> [Work instructions]: Copy the records verbatim from their first line through the line that contains "date-link[interactable]: on Dec.", including both of these lines.

> [Recorded information]:

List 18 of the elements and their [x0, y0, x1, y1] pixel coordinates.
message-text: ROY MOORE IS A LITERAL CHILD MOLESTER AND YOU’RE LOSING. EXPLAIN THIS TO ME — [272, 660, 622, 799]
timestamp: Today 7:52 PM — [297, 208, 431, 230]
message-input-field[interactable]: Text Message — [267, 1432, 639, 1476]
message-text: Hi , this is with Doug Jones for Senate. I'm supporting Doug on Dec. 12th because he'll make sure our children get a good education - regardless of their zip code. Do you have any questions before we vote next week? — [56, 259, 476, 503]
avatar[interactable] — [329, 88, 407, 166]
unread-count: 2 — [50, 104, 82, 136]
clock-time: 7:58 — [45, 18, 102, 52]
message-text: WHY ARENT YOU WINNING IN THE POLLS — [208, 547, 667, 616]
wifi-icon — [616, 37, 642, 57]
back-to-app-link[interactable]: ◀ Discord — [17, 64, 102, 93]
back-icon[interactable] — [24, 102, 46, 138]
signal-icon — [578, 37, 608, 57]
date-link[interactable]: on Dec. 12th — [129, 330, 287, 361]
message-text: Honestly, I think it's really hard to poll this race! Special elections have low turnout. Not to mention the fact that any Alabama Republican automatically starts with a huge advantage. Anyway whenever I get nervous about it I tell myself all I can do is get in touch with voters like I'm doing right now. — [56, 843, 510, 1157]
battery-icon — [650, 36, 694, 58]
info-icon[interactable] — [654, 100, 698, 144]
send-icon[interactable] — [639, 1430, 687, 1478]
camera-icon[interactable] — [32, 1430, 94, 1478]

> [The answer]:
List 18 of the elements and their [x0, y0, x1, y1] pixel coordinates.
message-text: ROY MOORE IS A LITERAL CHILD MOLESTER AND YOU’RE LOSING. EXPLAIN THIS TO ME — [272, 660, 622, 799]
timestamp: Today 7:52 PM — [297, 208, 431, 230]
message-input-field[interactable]: Text Message — [267, 1432, 639, 1476]
message-text: Hi , this is with Doug Jones for Senate. I'm supporting Doug on Dec. 12th because he'll make sure our children get a good education - regardless of their zip code. Do you have any questions before we vote next week? — [56, 259, 476, 503]
avatar[interactable] — [329, 88, 407, 166]
unread-count: 2 — [50, 104, 82, 136]
clock-time: 7:58 — [45, 18, 102, 52]
message-text: WHY ARENT YOU WINNING IN THE POLLS — [208, 547, 667, 616]
wifi-icon — [616, 37, 642, 57]
back-to-app-link[interactable]: ◀ Discord — [17, 64, 102, 93]
back-icon[interactable] — [24, 102, 46, 138]
signal-icon — [578, 37, 608, 57]
date-link[interactable]: on Dec. 12th — [129, 330, 287, 361]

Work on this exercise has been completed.